Top of PASSAGE

Don’t get me wrong here, I gorged on all of Normal People when I fell under its spell during Lockdown 1.0, and I’ll never miss one of those poorly made but ultimately incredibly gripping Netflix true-crime documentaries, so I’m not saying you have to be sat down at 9pm on a Tuesday to be a TV viewer, but the channels themselves are making that less and less important.
There’s a wonderful irony in what Russell T Davies saying. His most recent show, It’s a Sin, was plonked onto Channel 4’s platform All4 in its entirety when it launched last month. I’ll admit I was so taken with the first episode that I found myself unable to stop at just episode one and I ploughed through the five episodes very quickly. But, It’s a Sin managed something rather remarkable. Even the people who admitted they’d rushed through the series, watched it again as it went out at 9.00pm on a Friday. This is a broadcasters dream. Their streaming platform has a hit on its hands and the buzz around the show is so strong that new viewers, and those who have already watched tune back in to watch it communally and discuss it on social media. The show is a masterpiece and deserves every pair of eyes on it. It’s a rare beast that appeals to huge swathes of people and the sort of drama any broadcaster should be immensely proud of. Something, like It’s a Sin, feel special because they remind us of the power of television. Television has the power to bring us together. It can bring people together and educate us in various different ways. And here-in lies the biggest problem for the traditional broadcaster: we need more shows that we can all relate to.

Bottom of PASSAGE
Top of DATA

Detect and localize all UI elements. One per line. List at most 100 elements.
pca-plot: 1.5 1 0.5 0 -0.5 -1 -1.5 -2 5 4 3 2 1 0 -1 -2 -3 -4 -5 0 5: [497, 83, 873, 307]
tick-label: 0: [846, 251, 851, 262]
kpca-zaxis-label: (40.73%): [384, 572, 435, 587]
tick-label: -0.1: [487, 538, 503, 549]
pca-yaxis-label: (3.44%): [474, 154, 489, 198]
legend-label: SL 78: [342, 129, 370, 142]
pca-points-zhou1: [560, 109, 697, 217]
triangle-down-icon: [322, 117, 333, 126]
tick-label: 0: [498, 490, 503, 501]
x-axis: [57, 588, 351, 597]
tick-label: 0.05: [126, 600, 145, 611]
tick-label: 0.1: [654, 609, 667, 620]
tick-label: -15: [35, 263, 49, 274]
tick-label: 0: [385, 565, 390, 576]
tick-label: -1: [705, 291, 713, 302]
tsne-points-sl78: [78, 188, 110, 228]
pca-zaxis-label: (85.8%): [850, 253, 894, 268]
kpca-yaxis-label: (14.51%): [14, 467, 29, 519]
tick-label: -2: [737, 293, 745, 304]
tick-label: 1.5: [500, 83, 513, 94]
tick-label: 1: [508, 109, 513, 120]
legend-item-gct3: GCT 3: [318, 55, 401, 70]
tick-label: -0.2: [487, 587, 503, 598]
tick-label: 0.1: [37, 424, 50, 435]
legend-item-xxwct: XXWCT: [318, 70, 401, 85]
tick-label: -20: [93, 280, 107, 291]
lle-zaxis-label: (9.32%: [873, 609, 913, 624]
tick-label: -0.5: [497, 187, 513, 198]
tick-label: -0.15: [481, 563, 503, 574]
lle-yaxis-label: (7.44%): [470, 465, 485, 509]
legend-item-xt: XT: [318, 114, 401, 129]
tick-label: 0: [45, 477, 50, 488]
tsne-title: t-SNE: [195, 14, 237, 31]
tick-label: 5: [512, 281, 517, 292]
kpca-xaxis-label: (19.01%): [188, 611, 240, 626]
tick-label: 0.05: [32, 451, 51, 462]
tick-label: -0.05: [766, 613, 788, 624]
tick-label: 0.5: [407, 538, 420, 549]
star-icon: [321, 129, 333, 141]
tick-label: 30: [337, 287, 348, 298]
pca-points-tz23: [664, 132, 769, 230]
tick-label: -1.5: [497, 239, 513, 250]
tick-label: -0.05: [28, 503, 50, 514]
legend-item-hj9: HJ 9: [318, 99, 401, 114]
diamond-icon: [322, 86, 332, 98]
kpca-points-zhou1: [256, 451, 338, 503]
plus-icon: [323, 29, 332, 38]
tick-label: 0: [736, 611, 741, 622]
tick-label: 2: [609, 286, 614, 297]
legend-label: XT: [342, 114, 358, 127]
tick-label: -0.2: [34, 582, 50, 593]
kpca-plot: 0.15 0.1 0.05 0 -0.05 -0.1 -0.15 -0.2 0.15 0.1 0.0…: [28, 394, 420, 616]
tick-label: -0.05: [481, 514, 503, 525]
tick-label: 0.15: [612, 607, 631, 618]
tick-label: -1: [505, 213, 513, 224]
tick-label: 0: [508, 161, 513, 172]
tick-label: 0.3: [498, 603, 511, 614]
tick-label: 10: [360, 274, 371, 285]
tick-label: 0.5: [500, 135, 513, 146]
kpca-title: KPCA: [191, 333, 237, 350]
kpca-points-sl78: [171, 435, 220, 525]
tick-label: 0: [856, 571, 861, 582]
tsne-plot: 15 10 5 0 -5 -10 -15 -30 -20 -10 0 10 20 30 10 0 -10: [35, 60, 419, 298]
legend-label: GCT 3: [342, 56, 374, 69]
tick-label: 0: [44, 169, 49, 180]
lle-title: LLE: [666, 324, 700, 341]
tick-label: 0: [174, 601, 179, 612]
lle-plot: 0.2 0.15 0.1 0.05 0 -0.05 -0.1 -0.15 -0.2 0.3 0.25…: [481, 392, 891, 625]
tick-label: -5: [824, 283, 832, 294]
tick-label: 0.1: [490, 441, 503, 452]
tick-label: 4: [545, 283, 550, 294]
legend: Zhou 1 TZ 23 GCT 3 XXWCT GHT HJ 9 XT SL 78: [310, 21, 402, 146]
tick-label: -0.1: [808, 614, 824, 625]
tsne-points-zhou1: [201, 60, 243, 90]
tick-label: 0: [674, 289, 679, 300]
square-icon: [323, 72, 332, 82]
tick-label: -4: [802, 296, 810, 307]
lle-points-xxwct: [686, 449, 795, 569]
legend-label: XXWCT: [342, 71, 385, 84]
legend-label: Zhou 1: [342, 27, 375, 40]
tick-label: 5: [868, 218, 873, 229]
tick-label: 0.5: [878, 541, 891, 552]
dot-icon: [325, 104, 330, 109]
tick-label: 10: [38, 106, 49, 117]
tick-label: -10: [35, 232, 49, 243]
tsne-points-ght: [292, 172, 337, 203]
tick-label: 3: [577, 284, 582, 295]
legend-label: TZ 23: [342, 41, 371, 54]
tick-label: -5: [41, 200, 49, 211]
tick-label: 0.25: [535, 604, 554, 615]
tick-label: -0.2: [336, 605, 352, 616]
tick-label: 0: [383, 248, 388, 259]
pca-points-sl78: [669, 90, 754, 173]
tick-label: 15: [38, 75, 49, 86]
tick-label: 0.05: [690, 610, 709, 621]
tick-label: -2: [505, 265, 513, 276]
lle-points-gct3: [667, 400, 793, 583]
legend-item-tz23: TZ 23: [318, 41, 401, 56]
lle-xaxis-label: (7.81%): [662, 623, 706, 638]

Bottom of DATA

WHAT YOU NEED TO DO: Retype the section of the television passage that begins with the words containing "Don’t get me" and ends with "and less important.".

ANSWER TO THIS PROBLEM:
Don’t get me wrong here, I gorged on all of Normal People when I fell under its spell during Lockdown 1.0, and I’ll never miss one of those poorly made but ultimately incredibly gripping Netflix true-crime documentaries, so I’m not saying you have to be sat down at 9pm on a Tuesday to be a TV viewer, but the channels themselves are making that less and less important.